> [Required task]
Exactly repeat the material, dropping only the pictures.

— Start Information provided —

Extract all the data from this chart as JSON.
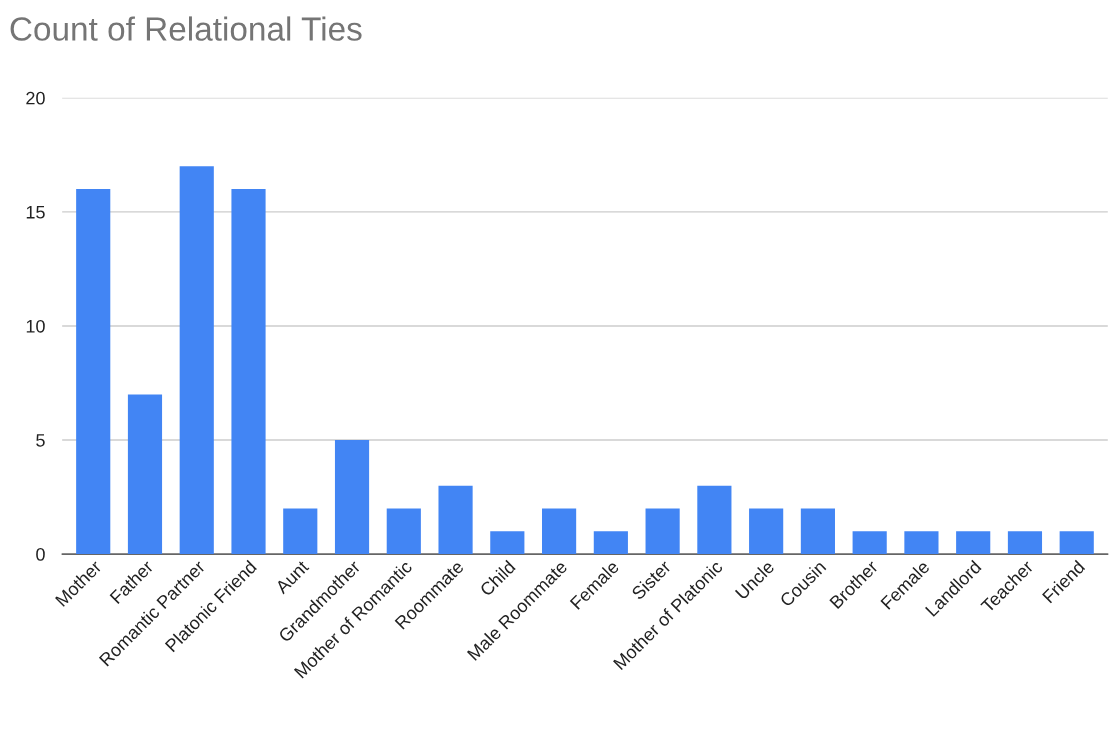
{
  "chart_data": {
    "type": "bar",
    "title": "Count of Relational Ties",
    "categories": [
      "Mother",
      "Father",
      "Romantic Partner",
      "Platonic Friend",
      "Aunt",
      "Grandmother",
      "Mother of Romantic",
      "Roommate",
      "Child",
      "Male Roommate",
      "Female",
      "Sister",
      "Mother of Platonic",
      "Uncle",
      "Cousin",
      "Brother",
      "Female",
      "Landlord",
      "Teacher",
      "Friend"
    ],
    "values": [
      16,
      7,
      17,
      16,
      2,
      5,
      2,
      3,
      1,
      2,
      1,
      2,
      3,
      2,
      2,
      1,
      1,
      1,
      1,
      1
    ],
    "color": "#4285f4",
    "ylim": [
      0,
      20
    ],
    "yticks": [
      0,
      5,
      10,
      15,
      20
    ],
    "grid": "y"
  }
}
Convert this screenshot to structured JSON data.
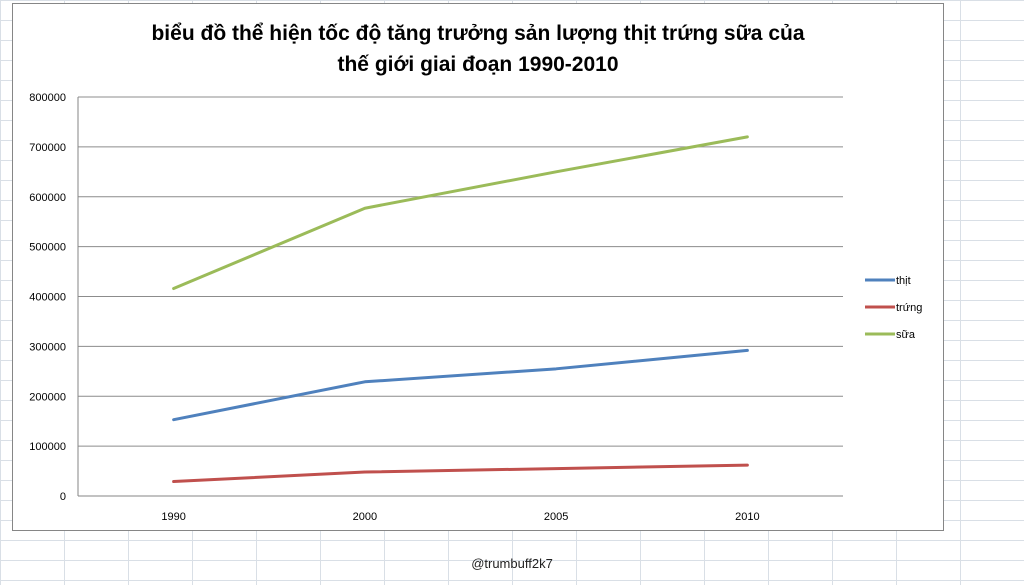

— End Information provided —

> [Solved exercise]
Extract all the data from this chart as JSON.
{
  "chart_data": {
    "type": "bar",
    "title": "Count of Relational Ties",
    "categories": [
      "Mother",
      "Father",
      "Romantic Partner",
      "Platonic Friend",
      "Aunt",
      "Grandmother",
      "Mother of Romantic",
      "Roommate",
      "Child",
      "Male Roommate",
      "Female",
      "Sister",
      "Mother of Platonic",
      "Uncle",
      "Cousin",
      "Brother",
      "Female",
      "Landlord",
      "Teacher",
      "Friend"
    ],
    "values": [
      16,
      7,
      17,
      16,
      2,
      5,
      2,
      3,
      1,
      2,
      1,
      2,
      3,
      2,
      2,
      1,
      1,
      1,
      1,
      1
    ],
    "color": "#4285f4",
    "ylim": [
      0,
      20
    ],
    "yticks": [
      0,
      5,
      10,
      15,
      20
    ],
    "grid": "y"
  }
}
Convert this screenshot to structured JSON data.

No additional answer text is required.